Your task
Look through the data below. Pick out the lines holding the string "Buie".
>> BEGIN Provided entries
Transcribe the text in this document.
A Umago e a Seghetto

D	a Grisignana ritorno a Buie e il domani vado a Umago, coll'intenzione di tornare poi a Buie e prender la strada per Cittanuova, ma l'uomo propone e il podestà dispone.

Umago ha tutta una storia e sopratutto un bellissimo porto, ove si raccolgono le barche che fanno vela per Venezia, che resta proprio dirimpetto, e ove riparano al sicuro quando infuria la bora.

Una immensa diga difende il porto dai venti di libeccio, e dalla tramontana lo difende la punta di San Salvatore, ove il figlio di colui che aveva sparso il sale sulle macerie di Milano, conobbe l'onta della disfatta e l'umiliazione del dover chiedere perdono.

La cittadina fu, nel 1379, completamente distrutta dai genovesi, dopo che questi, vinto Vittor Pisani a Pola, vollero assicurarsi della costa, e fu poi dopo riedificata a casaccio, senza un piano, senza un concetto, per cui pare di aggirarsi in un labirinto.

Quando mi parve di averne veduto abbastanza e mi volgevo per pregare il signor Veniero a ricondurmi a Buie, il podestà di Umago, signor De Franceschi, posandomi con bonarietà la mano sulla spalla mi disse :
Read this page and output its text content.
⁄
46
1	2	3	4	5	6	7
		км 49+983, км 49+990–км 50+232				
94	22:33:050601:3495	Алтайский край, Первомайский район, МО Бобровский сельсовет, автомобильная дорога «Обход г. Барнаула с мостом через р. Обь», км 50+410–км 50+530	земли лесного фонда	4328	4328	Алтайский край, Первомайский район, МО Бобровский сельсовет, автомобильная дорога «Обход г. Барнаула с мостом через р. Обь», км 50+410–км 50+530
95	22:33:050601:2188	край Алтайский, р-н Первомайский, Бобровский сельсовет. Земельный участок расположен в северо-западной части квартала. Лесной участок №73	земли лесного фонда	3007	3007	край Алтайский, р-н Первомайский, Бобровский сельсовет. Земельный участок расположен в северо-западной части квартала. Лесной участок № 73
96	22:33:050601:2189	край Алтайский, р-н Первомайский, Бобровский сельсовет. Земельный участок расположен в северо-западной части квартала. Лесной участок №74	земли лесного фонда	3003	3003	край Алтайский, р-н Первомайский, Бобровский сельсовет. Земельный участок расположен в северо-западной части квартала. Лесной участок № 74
>> END Provided entries
Completed exercise
D	a Grisignana ritorno a Buie e il domani vado a Umago, coll'intenzione di tornare poi a Buie e prender la strada per Cittanuova, ma l'uomo propone e il podestà dispone.
Quando mi parve di averne veduto abbastanza e mi volgevo per pregare il signor Veniero a ricondurmi a Buie, il podestà di Umago, signor De Franceschi, posandomi con bonarietà la mano sulla spalla mi disse :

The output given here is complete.